>> begin LISTED ENTRIES

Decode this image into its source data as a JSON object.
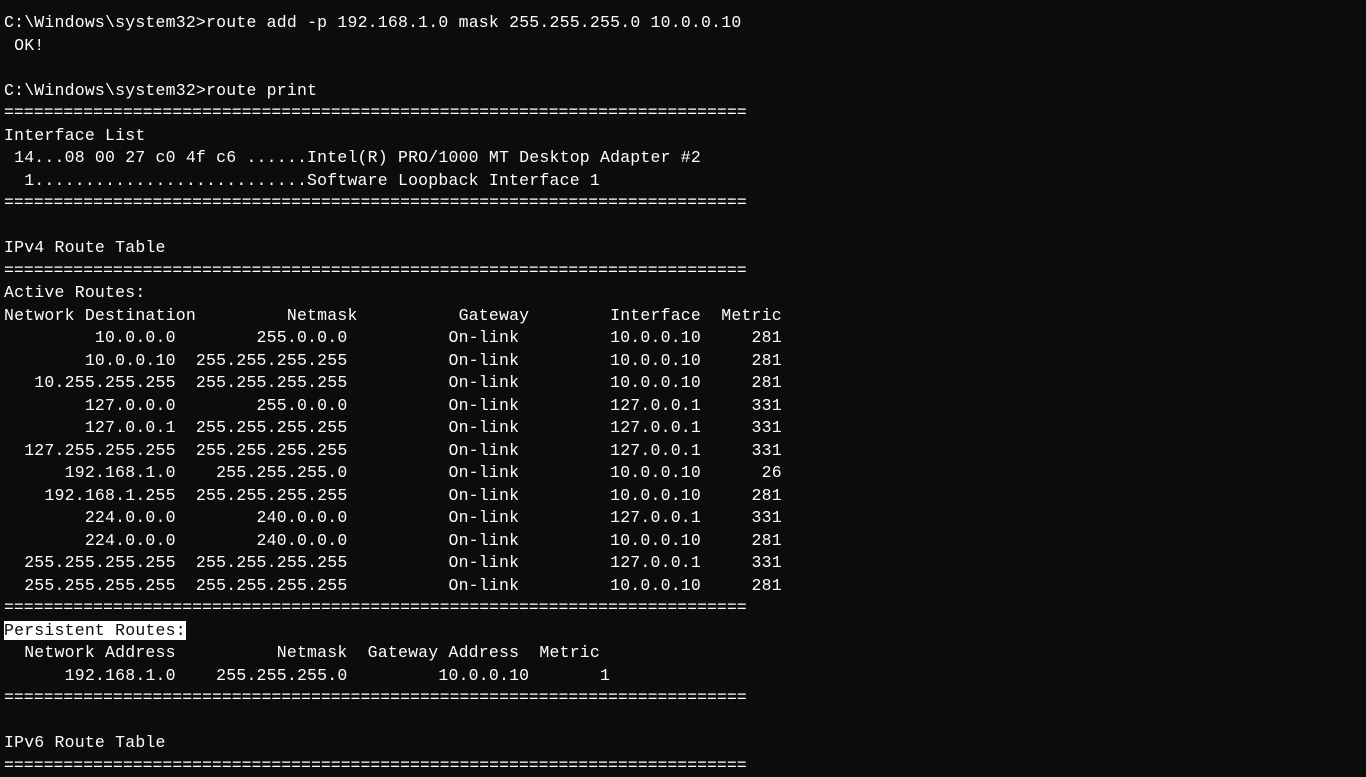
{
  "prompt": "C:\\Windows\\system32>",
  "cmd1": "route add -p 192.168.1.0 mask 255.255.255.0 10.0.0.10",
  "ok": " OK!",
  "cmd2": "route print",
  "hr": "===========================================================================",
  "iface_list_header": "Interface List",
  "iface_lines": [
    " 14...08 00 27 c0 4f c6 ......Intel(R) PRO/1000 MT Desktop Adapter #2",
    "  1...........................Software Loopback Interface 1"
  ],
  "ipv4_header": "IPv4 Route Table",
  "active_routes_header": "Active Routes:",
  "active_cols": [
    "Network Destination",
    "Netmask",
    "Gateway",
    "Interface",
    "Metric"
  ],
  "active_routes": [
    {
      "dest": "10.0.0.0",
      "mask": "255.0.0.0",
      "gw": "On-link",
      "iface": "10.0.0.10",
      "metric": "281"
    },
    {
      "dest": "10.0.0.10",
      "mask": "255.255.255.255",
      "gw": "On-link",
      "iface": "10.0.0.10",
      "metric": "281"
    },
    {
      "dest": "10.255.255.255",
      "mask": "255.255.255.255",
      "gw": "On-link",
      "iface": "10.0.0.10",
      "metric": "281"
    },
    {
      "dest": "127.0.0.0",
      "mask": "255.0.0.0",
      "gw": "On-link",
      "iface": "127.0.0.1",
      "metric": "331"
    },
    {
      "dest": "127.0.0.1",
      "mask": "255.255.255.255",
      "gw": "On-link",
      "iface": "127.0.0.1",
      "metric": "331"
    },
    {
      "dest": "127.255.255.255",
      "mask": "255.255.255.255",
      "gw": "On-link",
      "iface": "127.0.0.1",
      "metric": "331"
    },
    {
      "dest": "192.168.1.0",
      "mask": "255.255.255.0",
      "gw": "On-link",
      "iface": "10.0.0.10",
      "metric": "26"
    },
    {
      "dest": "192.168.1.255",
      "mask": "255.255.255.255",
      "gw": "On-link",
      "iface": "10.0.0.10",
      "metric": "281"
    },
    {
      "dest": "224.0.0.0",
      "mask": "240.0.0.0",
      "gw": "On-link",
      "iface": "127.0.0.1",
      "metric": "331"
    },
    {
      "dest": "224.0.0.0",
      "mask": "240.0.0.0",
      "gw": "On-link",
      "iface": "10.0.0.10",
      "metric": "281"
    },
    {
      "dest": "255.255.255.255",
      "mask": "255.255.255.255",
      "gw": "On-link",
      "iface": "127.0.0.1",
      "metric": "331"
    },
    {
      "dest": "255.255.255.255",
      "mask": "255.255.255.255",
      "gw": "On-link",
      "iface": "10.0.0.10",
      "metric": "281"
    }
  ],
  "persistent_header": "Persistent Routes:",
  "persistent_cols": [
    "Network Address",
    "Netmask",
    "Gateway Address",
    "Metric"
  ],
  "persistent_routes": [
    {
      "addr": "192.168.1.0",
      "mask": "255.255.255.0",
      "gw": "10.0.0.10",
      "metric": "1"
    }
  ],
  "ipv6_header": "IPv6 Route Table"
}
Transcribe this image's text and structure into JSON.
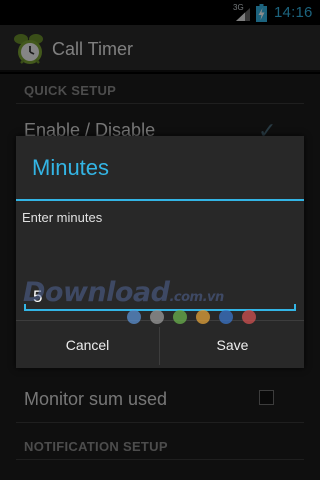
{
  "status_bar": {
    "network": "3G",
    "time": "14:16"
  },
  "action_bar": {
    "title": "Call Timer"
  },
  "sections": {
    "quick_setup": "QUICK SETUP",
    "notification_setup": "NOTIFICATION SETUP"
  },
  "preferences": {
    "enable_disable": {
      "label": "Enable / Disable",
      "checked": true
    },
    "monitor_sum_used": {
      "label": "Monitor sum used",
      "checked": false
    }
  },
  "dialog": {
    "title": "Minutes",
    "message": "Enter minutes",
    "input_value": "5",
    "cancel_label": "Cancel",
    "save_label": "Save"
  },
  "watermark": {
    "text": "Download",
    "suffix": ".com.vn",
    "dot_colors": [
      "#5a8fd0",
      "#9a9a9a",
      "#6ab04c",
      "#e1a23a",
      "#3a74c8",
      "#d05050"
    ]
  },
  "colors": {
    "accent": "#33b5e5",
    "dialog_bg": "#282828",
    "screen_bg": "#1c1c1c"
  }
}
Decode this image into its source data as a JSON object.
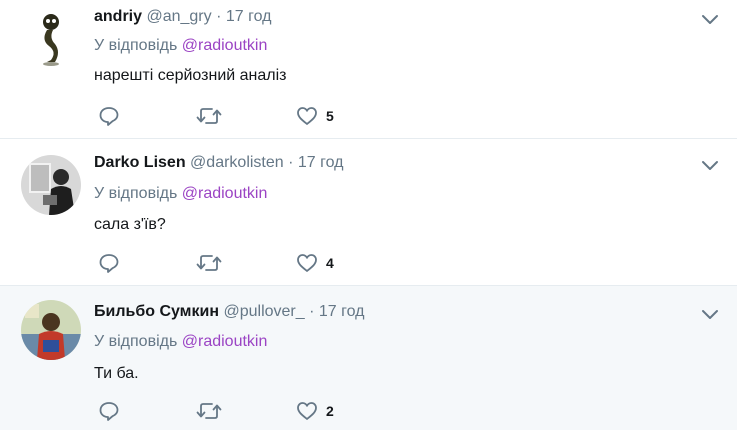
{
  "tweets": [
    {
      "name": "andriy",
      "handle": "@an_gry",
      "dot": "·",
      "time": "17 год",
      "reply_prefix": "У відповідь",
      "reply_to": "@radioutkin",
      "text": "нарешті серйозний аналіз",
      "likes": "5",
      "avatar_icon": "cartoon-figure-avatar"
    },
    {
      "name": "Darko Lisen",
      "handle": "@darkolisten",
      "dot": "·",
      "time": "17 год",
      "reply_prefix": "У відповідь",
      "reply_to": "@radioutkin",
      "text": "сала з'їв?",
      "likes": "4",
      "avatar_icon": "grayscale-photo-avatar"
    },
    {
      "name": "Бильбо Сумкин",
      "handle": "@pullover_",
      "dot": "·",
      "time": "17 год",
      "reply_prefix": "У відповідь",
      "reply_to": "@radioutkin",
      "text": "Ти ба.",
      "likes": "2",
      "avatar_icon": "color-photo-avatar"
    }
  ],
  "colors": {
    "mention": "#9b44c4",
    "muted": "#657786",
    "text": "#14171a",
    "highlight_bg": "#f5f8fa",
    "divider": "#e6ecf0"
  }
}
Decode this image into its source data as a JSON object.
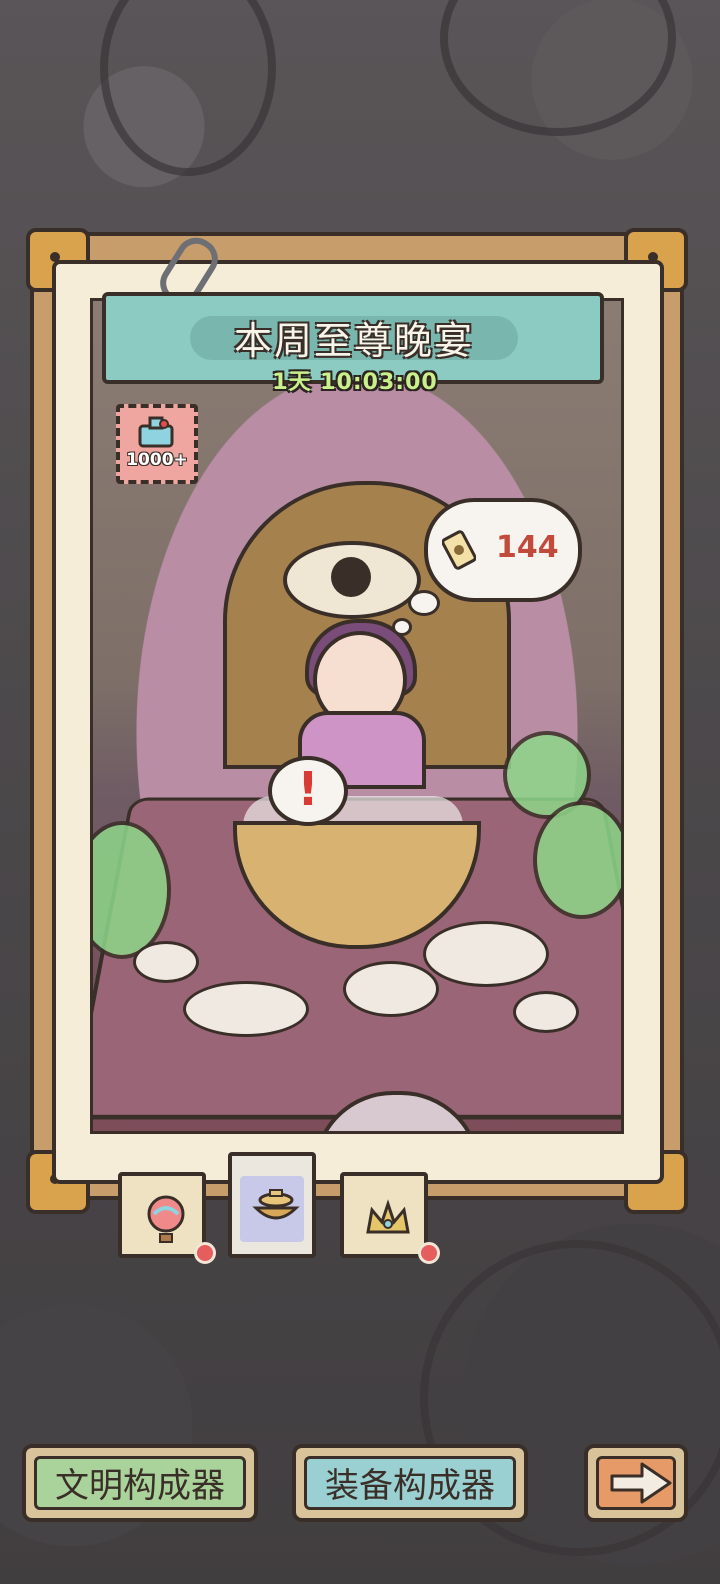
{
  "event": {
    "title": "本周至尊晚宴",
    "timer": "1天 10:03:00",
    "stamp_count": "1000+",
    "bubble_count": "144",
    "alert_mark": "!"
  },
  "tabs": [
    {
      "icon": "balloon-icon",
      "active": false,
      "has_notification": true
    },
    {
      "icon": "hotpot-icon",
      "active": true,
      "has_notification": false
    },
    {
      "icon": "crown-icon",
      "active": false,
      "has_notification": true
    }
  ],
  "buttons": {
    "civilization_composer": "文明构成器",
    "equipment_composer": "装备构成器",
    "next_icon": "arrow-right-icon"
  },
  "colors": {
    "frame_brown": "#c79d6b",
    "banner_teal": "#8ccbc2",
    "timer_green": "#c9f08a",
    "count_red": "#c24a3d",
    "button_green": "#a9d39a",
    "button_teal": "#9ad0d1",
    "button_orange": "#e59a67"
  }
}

>> end LISTED ENTRIES

• GOAL:
Every record above should be written out again exactly; the pictures stay out of the copy.

• THE REPLY:
Decode this image into its source data as a JSON object.
{
  "prompt": "C:\\Windows\\system32>",
  "cmd1": "route add -p 192.168.1.0 mask 255.255.255.0 10.0.0.10",
  "ok": " OK!",
  "cmd2": "route print",
  "hr": "===========================================================================",
  "iface_list_header": "Interface List",
  "iface_lines": [
    " 14...08 00 27 c0 4f c6 ......Intel(R) PRO/1000 MT Desktop Adapter #2",
    "  1...........................Software Loopback Interface 1"
  ],
  "ipv4_header": "IPv4 Route Table",
  "active_routes_header": "Active Routes:",
  "active_cols": [
    "Network Destination",
    "Netmask",
    "Gateway",
    "Interface",
    "Metric"
  ],
  "active_routes": [
    {
      "dest": "10.0.0.0",
      "mask": "255.0.0.0",
      "gw": "On-link",
      "iface": "10.0.0.10",
      "metric": "281"
    },
    {
      "dest": "10.0.0.10",
      "mask": "255.255.255.255",
      "gw": "On-link",
      "iface": "10.0.0.10",
      "metric": "281"
    },
    {
      "dest": "10.255.255.255",
      "mask": "255.255.255.255",
      "gw": "On-link",
      "iface": "10.0.0.10",
      "metric": "281"
    },
    {
      "dest": "127.0.0.0",
      "mask": "255.0.0.0",
      "gw": "On-link",
      "iface": "127.0.0.1",
      "metric": "331"
    },
    {
      "dest": "127.0.0.1",
      "mask": "255.255.255.255",
      "gw": "On-link",
      "iface": "127.0.0.1",
      "metric": "331"
    },
    {
      "dest": "127.255.255.255",
      "mask": "255.255.255.255",
      "gw": "On-link",
      "iface": "127.0.0.1",
      "metric": "331"
    },
    {
      "dest": "192.168.1.0",
      "mask": "255.255.255.0",
      "gw": "On-link",
      "iface": "10.0.0.10",
      "metric": "26"
    },
    {
      "dest": "192.168.1.255",
      "mask": "255.255.255.255",
      "gw": "On-link",
      "iface": "10.0.0.10",
      "metric": "281"
    },
    {
      "dest": "224.0.0.0",
      "mask": "240.0.0.0",
      "gw": "On-link",
      "iface": "127.0.0.1",
      "metric": "331"
    },
    {
      "dest": "224.0.0.0",
      "mask": "240.0.0.0",
      "gw": "On-link",
      "iface": "10.0.0.10",
      "metric": "281"
    },
    {
      "dest": "255.255.255.255",
      "mask": "255.255.255.255",
      "gw": "On-link",
      "iface": "127.0.0.1",
      "metric": "331"
    },
    {
      "dest": "255.255.255.255",
      "mask": "255.255.255.255",
      "gw": "On-link",
      "iface": "10.0.0.10",
      "metric": "281"
    }
  ],
  "persistent_header": "Persistent Routes:",
  "persistent_cols": [
    "Network Address",
    "Netmask",
    "Gateway Address",
    "Metric"
  ],
  "persistent_routes": [
    {
      "addr": "192.168.1.0",
      "mask": "255.255.255.0",
      "gw": "10.0.0.10",
      "metric": "1"
    }
  ],
  "ipv6_header": "IPv6 Route Table"
}
Transcribe this image's text and structure into JSON.
{
  "status_bar": {
    "network": "3G",
    "time": "14:16"
  },
  "action_bar": {
    "title": "Call Timer"
  },
  "sections": {
    "quick_setup": "QUICK SETUP",
    "notification_setup": "NOTIFICATION SETUP"
  },
  "preferences": {
    "enable_disable": {
      "label": "Enable / Disable",
      "checked": true
    },
    "monitor_sum_used": {
      "label": "Monitor sum used",
      "checked": false
    }
  },
  "dialog": {
    "title": "Minutes",
    "message": "Enter minutes",
    "input_value": "5",
    "cancel_label": "Cancel",
    "save_label": "Save"
  },
  "watermark": {
    "text": "Download",
    "suffix": ".com.vn",
    "dot_colors": [
      "#5a8fd0",
      "#9a9a9a",
      "#6ab04c",
      "#e1a23a",
      "#3a74c8",
      "#d05050"
    ]
  },
  "colors": {
    "accent": "#33b5e5",
    "dialog_bg": "#282828",
    "screen_bg": "#1c1c1c"
  }
}
Decode this image into its source data as a JSON object.
{
  "tweets": [
    {
      "name": "andriy",
      "handle": "@an_gry",
      "dot": "·",
      "time": "17 год",
      "reply_prefix": "У відповідь",
      "reply_to": "@radioutkin",
      "text": "нарешті серйозний аналіз",
      "likes": "5",
      "avatar_icon": "cartoon-figure-avatar"
    },
    {
      "name": "Darko Lisen",
      "handle": "@darkolisten",
      "dot": "·",
      "time": "17 год",
      "reply_prefix": "У відповідь",
      "reply_to": "@radioutkin",
      "text": "сала з'їв?",
      "likes": "4",
      "avatar_icon": "grayscale-photo-avatar"
    },
    {
      "name": "Бильбо Сумкин",
      "handle": "@pullover_",
      "dot": "·",
      "time": "17 год",
      "reply_prefix": "У відповідь",
      "reply_to": "@radioutkin",
      "text": "Ти ба.",
      "likes": "2",
      "avatar_icon": "color-photo-avatar"
    }
  ],
  "colors": {
    "mention": "#9b44c4",
    "muted": "#657786",
    "text": "#14171a",
    "highlight_bg": "#f5f8fa",
    "divider": "#e6ecf0"
  }
}
Decode this image into its source data as a JSON object.
{
  "event": {
    "title": "本周至尊晚宴",
    "timer": "1天 10:03:00",
    "stamp_count": "1000+",
    "bubble_count": "144",
    "alert_mark": "!"
  },
  "tabs": [
    {
      "icon": "balloon-icon",
      "active": false,
      "has_notification": true
    },
    {
      "icon": "hotpot-icon",
      "active": true,
      "has_notification": false
    },
    {
      "icon": "crown-icon",
      "active": false,
      "has_notification": true
    }
  ],
  "buttons": {
    "civilization_composer": "文明构成器",
    "equipment_composer": "装备构成器",
    "next_icon": "arrow-right-icon"
  },
  "colors": {
    "frame_brown": "#c79d6b",
    "banner_teal": "#8ccbc2",
    "timer_green": "#c9f08a",
    "count_red": "#c24a3d",
    "button_green": "#a9d39a",
    "button_teal": "#9ad0d1",
    "button_orange": "#e59a67"
  }
}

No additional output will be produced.